### GIVEN PROBLEM
Copy out each line of the material in which the word "moins" appears.

>> Start ENTRIES SUPPLIED

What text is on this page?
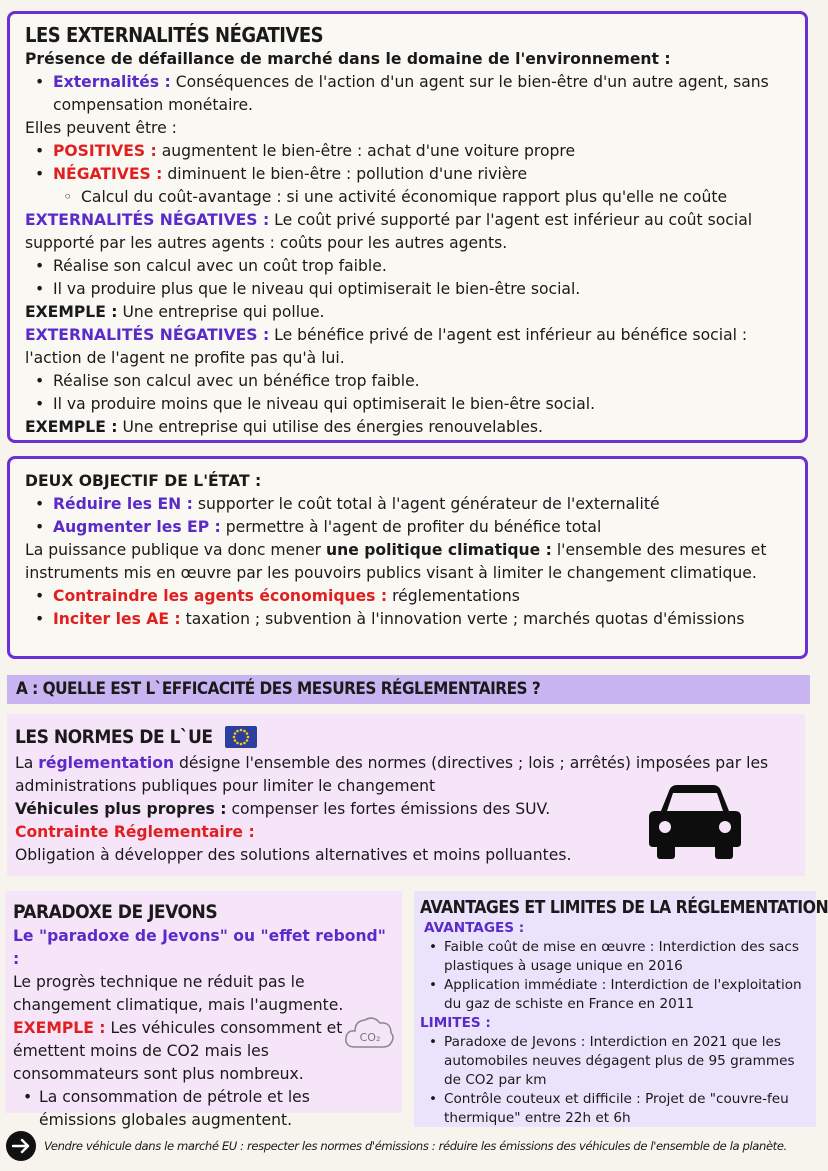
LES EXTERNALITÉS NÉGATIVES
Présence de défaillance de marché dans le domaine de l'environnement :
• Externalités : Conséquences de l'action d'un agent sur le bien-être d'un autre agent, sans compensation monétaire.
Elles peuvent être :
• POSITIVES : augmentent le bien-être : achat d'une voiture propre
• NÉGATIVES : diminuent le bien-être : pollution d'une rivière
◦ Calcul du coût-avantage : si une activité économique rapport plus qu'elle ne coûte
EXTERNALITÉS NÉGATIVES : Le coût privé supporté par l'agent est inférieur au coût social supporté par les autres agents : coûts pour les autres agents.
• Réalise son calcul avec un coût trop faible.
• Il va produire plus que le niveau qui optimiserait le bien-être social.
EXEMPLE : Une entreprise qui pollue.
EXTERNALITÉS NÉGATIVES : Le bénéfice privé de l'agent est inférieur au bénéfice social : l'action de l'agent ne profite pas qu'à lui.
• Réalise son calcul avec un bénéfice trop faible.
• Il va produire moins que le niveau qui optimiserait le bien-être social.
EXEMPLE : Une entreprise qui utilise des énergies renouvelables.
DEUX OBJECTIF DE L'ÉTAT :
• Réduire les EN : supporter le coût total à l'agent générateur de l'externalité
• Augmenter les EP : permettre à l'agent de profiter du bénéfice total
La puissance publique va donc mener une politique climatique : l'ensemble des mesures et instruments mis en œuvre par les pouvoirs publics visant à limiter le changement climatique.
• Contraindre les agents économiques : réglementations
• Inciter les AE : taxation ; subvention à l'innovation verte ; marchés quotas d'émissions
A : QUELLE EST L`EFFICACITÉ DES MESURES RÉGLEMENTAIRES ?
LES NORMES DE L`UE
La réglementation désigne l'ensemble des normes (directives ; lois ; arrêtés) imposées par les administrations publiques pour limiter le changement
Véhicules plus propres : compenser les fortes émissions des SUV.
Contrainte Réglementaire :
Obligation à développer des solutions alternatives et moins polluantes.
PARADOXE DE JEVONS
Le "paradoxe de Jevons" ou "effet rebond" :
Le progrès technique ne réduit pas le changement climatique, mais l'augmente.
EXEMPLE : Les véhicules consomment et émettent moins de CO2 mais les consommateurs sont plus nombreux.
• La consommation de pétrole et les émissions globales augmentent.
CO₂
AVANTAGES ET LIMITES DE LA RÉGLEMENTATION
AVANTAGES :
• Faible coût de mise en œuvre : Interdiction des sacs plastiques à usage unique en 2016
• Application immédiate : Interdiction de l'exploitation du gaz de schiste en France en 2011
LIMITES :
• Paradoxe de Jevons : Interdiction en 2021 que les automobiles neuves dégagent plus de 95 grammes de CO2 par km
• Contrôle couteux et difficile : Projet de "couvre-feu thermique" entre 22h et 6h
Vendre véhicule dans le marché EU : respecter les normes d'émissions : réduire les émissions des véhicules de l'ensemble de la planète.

>> End ENTRIES SUPPLIED

### THE SOLUTION
• Il va produire moins que le niveau qui optimiserait le bien-être social.
Obligation à développer des solutions alternatives et moins polluantes.
EXEMPLE : Les véhicules consomment et émettent moins de CO2 mais les consommateurs sont plus nombreux.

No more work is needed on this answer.